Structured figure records

● ● ● ● ● ● ●

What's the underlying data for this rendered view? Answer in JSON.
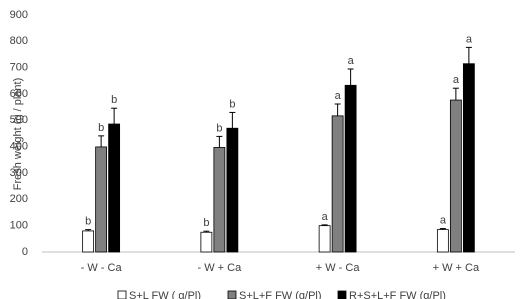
{
  "chart_data": {
    "type": "bar",
    "y_label": "Fresh weight  (g / plant)",
    "categories": [
      "- W - Ca",
      "- W + Ca",
      "+ W - Ca",
      "+ W + Ca"
    ],
    "series": [
      {
        "name": "S+L  FW ( g/Pl)",
        "color": "#ffffff",
        "values": [
          80,
          75,
          100,
          85
        ],
        "errors": [
          5,
          4,
          3,
          4
        ],
        "letters": [
          "b",
          "b",
          "a",
          "a"
        ]
      },
      {
        "name": "S+L+F  FW (g/Pl)",
        "color": "#808080",
        "values": [
          399,
          397,
          517,
          577
        ],
        "errors": [
          42,
          42,
          45,
          45
        ],
        "letters": [
          "b",
          "b",
          "a",
          "a"
        ]
      },
      {
        "name": "R+S+L+F  FW (g/Pl)",
        "color": "#000000",
        "values": [
          486,
          470,
          633,
          715
        ],
        "errors": [
          60,
          60,
          62,
          62
        ],
        "letters": [
          "b",
          "b",
          "a",
          "a"
        ]
      }
    ],
    "ylim": [
      0,
      900
    ],
    "yticks": [
      0,
      100,
      200,
      300,
      400,
      500,
      600,
      700,
      800,
      900
    ],
    "grid": false
  }
}
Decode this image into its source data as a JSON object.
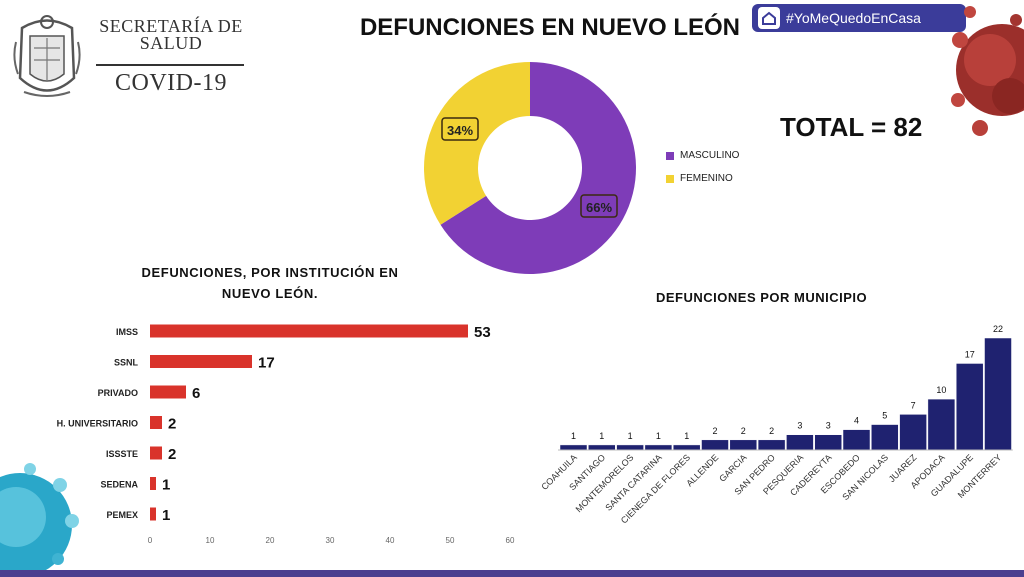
{
  "header": {
    "org_name": "SECRETARÍA DE SALUD",
    "org_sub": "COVID-19",
    "title": "DEFUNCIONES EN NUEVO LEÓN",
    "hashtag": "#YoMeQuedoEnCasa"
  },
  "total": {
    "label": "TOTAL = 82"
  },
  "colors": {
    "masculino": "#7e3cb8",
    "femenino": "#f2d233",
    "bar_red": "#d9332b",
    "bar_navy": "#1f2270",
    "bottom_bar": "#4b3f8f"
  },
  "chart_data": [
    {
      "type": "pie",
      "title": "",
      "donut": true,
      "slices": [
        {
          "name": "MASCULINO",
          "value": 66,
          "label": "66%",
          "color": "#7e3cb8"
        },
        {
          "name": "FEMENINO",
          "value": 34,
          "label": "34%",
          "color": "#f2d233"
        }
      ],
      "legend_placement": "right"
    },
    {
      "type": "bar",
      "orientation": "horizontal",
      "title": "DEFUNCIONES, POR INSTITUCIÓN EN NUEVO LEÓN.",
      "categories": [
        "IMSS",
        "SSNL",
        "PRIVADO",
        "H. UNIVERSITARIO",
        "ISSSTE",
        "SEDENA",
        "PEMEX"
      ],
      "values": [
        53,
        17,
        6,
        2,
        2,
        1,
        1
      ],
      "xlim": [
        0,
        60
      ],
      "xticks": [
        0,
        10,
        20,
        30,
        40,
        50,
        60
      ],
      "grid": false,
      "color": "#d9332b"
    },
    {
      "type": "bar",
      "orientation": "vertical",
      "title": "DEFUNCIONES POR MUNICIPIO",
      "categories": [
        "COAHUILA",
        "SANTIAGO",
        "MONTEMORELOS",
        "SANTA CATARINA",
        "CIENEGA DE FLORES",
        "ALLENDE",
        "GARCIA",
        "SAN PEDRO",
        "PESQUERIA",
        "CADEREYTA",
        "ESCOBEDO",
        "SAN NICOLAS",
        "JUAREZ",
        "APODACA",
        "GUADALUPE",
        "MONTERREY"
      ],
      "values": [
        1,
        1,
        1,
        1,
        1,
        2,
        2,
        2,
        3,
        3,
        4,
        5,
        7,
        10,
        17,
        22
      ],
      "ylim": [
        0,
        22
      ],
      "grid": false,
      "color": "#1f2270"
    }
  ]
}
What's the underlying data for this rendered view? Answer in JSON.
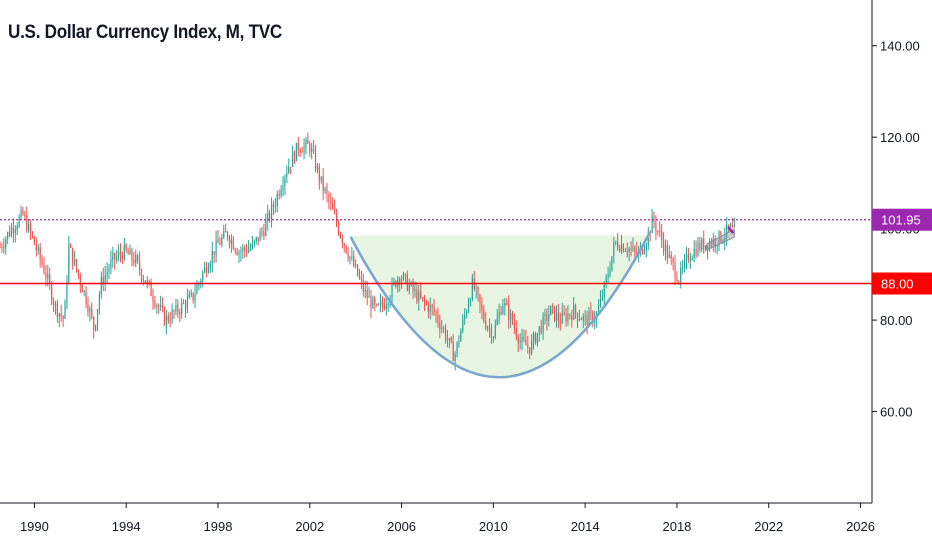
{
  "chart_data": {
    "type": "candlestick",
    "title": "U.S. Dollar Currency Index, M, TVC",
    "y_axis": {
      "range": [
        40,
        150
      ],
      "ticks": [
        60,
        80,
        100,
        120,
        140
      ],
      "tick_labels": [
        "60.00",
        "80.00",
        "100.00",
        "120.00",
        "140.00"
      ]
    },
    "x_axis": {
      "range": [
        1988.5,
        2026.5
      ],
      "ticks": [
        1990,
        1994,
        1998,
        2002,
        2006,
        2010,
        2014,
        2018,
        2022,
        2026
      ],
      "tick_labels": [
        "1990",
        "1994",
        "1998",
        "2002",
        "2006",
        "2010",
        "2014",
        "2018",
        "2022",
        "2026"
      ]
    },
    "price_levels": [
      {
        "name": "last-price",
        "value": 101.95,
        "label": "101.95",
        "color": "#9c27b0",
        "style": "dotted"
      },
      {
        "name": "support",
        "value": 88.0,
        "label": "88.00",
        "color": "#ff0000",
        "style": "solid"
      }
    ],
    "annotations": {
      "cup_arc": {
        "start": [
          2003.8,
          98.0
        ],
        "bottom": [
          2010.3,
          67.5
        ],
        "end": [
          2016.8,
          99.0
        ]
      },
      "cup_fill_top": 98.5,
      "handle_channel": {
        "start": [
          2019.3,
          96.0
        ],
        "end": [
          2020.5,
          99.0
        ]
      }
    },
    "series": {
      "keypoints": [
        [
          1988.5,
          96
        ],
        [
          1989.0,
          100
        ],
        [
          1989.5,
          103
        ],
        [
          1989.9,
          98
        ],
        [
          1990.5,
          90
        ],
        [
          1990.9,
          83
        ],
        [
          1991.3,
          80
        ],
        [
          1991.5,
          96
        ],
        [
          1991.9,
          90
        ],
        [
          1992.3,
          84
        ],
        [
          1992.6,
          78
        ],
        [
          1992.9,
          88
        ],
        [
          1993.4,
          93
        ],
        [
          1993.9,
          95
        ],
        [
          1994.4,
          93
        ],
        [
          1994.9,
          88
        ],
        [
          1995.3,
          84
        ],
        [
          1995.7,
          80
        ],
        [
          1996.2,
          82
        ],
        [
          1996.9,
          85
        ],
        [
          1997.4,
          91
        ],
        [
          1997.9,
          96
        ],
        [
          1998.4,
          99
        ],
        [
          1998.9,
          95
        ],
        [
          1999.5,
          96
        ],
        [
          2000.0,
          100
        ],
        [
          2000.5,
          106
        ],
        [
          2000.9,
          112
        ],
        [
          2001.5,
          118
        ],
        [
          2002.0,
          118
        ],
        [
          2002.5,
          110
        ],
        [
          2002.9,
          105
        ],
        [
          2003.4,
          98
        ],
        [
          2003.9,
          92
        ],
        [
          2004.4,
          86
        ],
        [
          2004.9,
          82
        ],
        [
          2005.3,
          84
        ],
        [
          2005.9,
          90
        ],
        [
          2006.4,
          87
        ],
        [
          2006.9,
          84
        ],
        [
          2007.4,
          82
        ],
        [
          2007.9,
          77
        ],
        [
          2008.3,
          72
        ],
        [
          2008.7,
          80
        ],
        [
          2009.1,
          88
        ],
        [
          2009.6,
          80
        ],
        [
          2010.0,
          77
        ],
        [
          2010.4,
          84
        ],
        [
          2010.8,
          80
        ],
        [
          2011.2,
          75
        ],
        [
          2011.6,
          74
        ],
        [
          2012.0,
          78
        ],
        [
          2012.5,
          82
        ],
        [
          2012.9,
          80
        ],
        [
          2013.5,
          82
        ],
        [
          2014.0,
          80
        ],
        [
          2014.5,
          81
        ],
        [
          2014.9,
          88
        ],
        [
          2015.3,
          97
        ],
        [
          2015.8,
          96
        ],
        [
          2016.3,
          94
        ],
        [
          2016.7,
          98
        ],
        [
          2016.95,
          102
        ],
        [
          2017.3,
          98
        ],
        [
          2017.7,
          93
        ],
        [
          2018.1,
          89
        ],
        [
          2018.5,
          94
        ],
        [
          2018.9,
          96
        ],
        [
          2019.4,
          97
        ],
        [
          2019.9,
          98
        ],
        [
          2020.3,
          100
        ],
        [
          2020.5,
          99
        ]
      ],
      "up_color": "#26a69a",
      "down_color": "#ef5350"
    },
    "fill_color": "#e8f5e3",
    "arc_color": "#7ba7cf"
  }
}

● ● ● ● ● ● ●

- [Written task]: Which lines hold the word "LEÓN"? Return all of them from the records above.

- [Solved exercise]:
    "title": "DEFUNCIONES EN NUEVO LEÓN",
      "title": "DEFUNCIONES, POR INSTITUCIÓN EN NUEVO LEÓN.",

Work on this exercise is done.